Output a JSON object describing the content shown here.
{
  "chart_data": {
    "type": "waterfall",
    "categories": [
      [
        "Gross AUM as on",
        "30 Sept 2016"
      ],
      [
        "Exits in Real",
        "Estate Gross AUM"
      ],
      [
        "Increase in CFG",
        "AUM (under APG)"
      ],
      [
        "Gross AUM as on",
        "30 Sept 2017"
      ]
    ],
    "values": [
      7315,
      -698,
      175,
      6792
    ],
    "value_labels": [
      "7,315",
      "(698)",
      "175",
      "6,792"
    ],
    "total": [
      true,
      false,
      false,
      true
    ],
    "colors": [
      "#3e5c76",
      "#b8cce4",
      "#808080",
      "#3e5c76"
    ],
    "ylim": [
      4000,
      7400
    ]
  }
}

* [YOUR INSTRUCTIONS] Would you restate each of the entries word for word?

* [RESPONSE TO THE TASK]
Output a JSON object describing the content shown here.
{
  "chart_data": {
    "type": "waterfall",
    "categories": [
      [
        "Gross AUM as on",
        "30 Sept 2016"
      ],
      [
        "Exits in Real",
        "Estate Gross AUM"
      ],
      [
        "Increase in CFG",
        "AUM (under APG)"
      ],
      [
        "Gross AUM as on",
        "30 Sept 2017"
      ]
    ],
    "values": [
      7315,
      -698,
      175,
      6792
    ],
    "value_labels": [
      "7,315",
      "(698)",
      "175",
      "6,792"
    ],
    "total": [
      true,
      false,
      false,
      true
    ],
    "colors": [
      "#3e5c76",
      "#b8cce4",
      "#808080",
      "#3e5c76"
    ],
    "ylim": [
      4000,
      7400
    ]
  }
}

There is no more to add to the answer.